* _AIM OF THE EXERCISE_
Copy all of the material exactly. Pictures are not to appear in the copy.

● ● ● ● ●

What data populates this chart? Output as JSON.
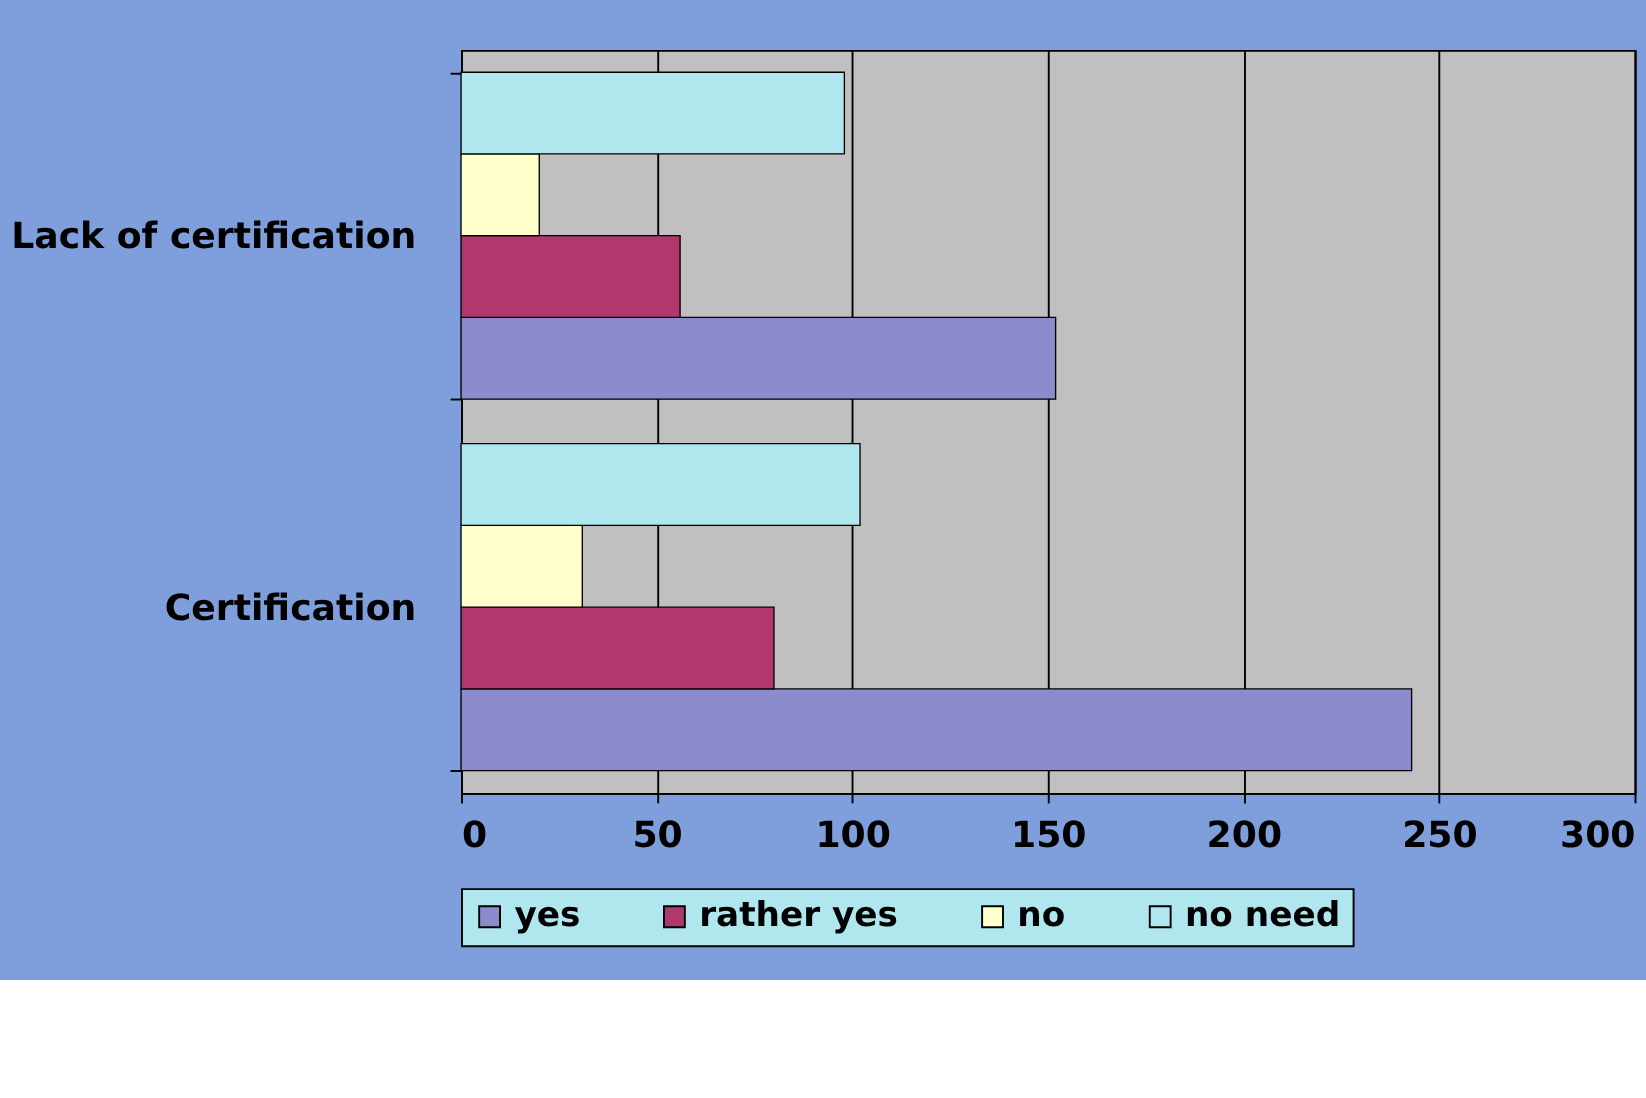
{
  "chart_data": {
    "type": "bar",
    "orientation": "horizontal",
    "categories": [
      "Lack of certification",
      "Certification"
    ],
    "series": [
      {
        "name": "yes",
        "color": "#8c8ccc",
        "values": [
          152,
          243
        ]
      },
      {
        "name": "rather yes",
        "color": "#b0386c",
        "values": [
          56,
          80
        ]
      },
      {
        "name": "no",
        "color": "#ffffcc",
        "values": [
          20,
          31
        ]
      },
      {
        "name": "no need",
        "color": "#b0e6ee",
        "values": [
          98,
          102
        ]
      }
    ],
    "xlim": [
      0,
      300
    ],
    "xticks": [
      0,
      50,
      100,
      150,
      200,
      250,
      300
    ],
    "grid": "x",
    "legend": "bottom"
  }
}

● ● ● ● ●

* _RESULT FOR THIS EXERCISE_
What data populates this chart? Output as JSON.
{
  "chart_data": {
    "type": "bar",
    "orientation": "horizontal",
    "categories": [
      "Lack of certification",
      "Certification"
    ],
    "series": [
      {
        "name": "yes",
        "color": "#8c8ccc",
        "values": [
          152,
          243
        ]
      },
      {
        "name": "rather yes",
        "color": "#b0386c",
        "values": [
          56,
          80
        ]
      },
      {
        "name": "no",
        "color": "#ffffcc",
        "values": [
          20,
          31
        ]
      },
      {
        "name": "no need",
        "color": "#b0e6ee",
        "values": [
          98,
          102
        ]
      }
    ],
    "xlim": [
      0,
      300
    ],
    "xticks": [
      0,
      50,
      100,
      150,
      200,
      250,
      300
    ],
    "grid": "x",
    "legend": "bottom"
  }
}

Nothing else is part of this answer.